Stored dataset items:
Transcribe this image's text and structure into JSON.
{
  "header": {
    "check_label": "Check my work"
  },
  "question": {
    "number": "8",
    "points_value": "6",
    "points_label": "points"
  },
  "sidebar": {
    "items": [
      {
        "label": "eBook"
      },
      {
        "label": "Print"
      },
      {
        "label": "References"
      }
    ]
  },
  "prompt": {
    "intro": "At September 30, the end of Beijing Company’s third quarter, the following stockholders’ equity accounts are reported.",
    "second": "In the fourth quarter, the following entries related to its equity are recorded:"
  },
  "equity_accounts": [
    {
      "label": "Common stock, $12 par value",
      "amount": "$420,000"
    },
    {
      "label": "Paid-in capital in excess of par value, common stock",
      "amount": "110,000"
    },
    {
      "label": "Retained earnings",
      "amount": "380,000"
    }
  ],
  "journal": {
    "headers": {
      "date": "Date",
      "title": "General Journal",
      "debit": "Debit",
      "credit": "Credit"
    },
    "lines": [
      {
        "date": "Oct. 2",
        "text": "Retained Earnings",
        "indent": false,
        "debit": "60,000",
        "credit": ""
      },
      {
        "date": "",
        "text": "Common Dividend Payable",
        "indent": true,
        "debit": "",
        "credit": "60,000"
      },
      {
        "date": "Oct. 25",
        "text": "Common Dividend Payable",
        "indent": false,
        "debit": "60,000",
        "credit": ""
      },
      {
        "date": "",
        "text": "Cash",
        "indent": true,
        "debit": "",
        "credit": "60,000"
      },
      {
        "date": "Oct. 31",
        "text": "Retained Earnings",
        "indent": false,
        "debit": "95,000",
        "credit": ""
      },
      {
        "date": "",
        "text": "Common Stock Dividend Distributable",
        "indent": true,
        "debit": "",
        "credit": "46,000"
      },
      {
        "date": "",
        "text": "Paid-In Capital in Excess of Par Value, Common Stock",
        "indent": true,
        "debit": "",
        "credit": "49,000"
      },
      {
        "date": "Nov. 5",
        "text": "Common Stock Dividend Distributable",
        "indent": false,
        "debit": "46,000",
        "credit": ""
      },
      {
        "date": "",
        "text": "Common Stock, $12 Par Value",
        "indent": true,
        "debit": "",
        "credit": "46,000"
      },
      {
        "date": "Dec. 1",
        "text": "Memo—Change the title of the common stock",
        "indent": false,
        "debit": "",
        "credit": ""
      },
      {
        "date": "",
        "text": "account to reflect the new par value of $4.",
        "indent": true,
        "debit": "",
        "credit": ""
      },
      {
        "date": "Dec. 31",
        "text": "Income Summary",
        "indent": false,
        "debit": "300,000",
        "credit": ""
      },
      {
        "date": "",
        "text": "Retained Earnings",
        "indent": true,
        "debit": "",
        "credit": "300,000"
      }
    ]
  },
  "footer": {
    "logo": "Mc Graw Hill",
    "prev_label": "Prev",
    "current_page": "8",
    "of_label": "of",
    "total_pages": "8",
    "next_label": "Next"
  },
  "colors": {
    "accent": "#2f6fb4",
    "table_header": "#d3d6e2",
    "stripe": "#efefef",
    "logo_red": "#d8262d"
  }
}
---
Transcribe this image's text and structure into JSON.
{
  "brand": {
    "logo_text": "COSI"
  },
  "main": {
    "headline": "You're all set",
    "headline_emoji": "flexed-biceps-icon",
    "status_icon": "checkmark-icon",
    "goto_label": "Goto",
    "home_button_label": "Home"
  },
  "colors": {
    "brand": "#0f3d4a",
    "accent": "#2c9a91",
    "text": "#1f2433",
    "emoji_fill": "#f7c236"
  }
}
* * *
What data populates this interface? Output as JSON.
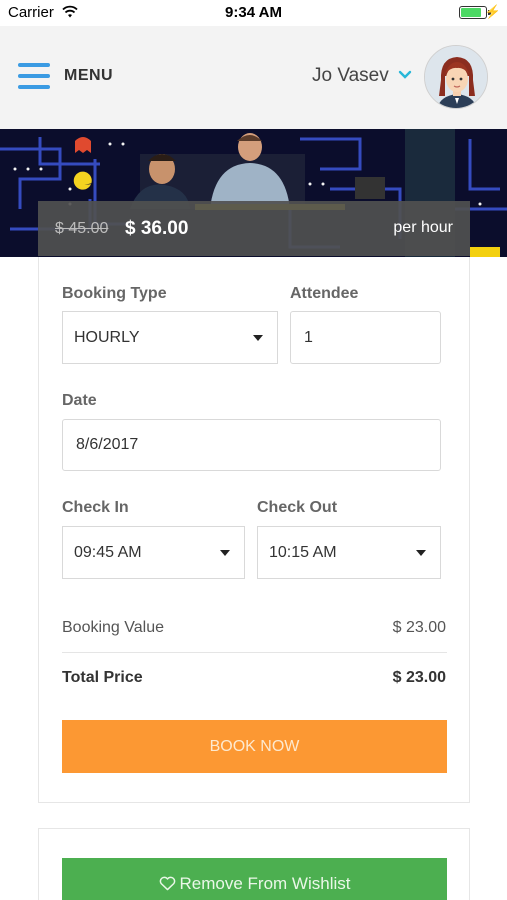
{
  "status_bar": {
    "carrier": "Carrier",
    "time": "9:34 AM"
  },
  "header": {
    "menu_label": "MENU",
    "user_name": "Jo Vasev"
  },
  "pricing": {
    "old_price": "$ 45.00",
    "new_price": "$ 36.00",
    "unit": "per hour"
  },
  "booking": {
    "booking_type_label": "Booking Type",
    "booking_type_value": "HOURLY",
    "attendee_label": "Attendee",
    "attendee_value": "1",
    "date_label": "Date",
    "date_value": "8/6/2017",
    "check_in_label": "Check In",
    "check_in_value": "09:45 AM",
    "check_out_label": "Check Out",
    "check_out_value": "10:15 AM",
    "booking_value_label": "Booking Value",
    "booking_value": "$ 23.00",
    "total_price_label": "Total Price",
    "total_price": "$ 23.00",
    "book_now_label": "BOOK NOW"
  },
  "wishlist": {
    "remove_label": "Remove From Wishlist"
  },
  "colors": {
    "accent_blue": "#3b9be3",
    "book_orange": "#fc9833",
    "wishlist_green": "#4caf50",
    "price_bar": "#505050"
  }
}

> [Problem to work on]:
Say how many lines in the records hold the string "amount", and say nothing else.

> [Result for this exercise]:
3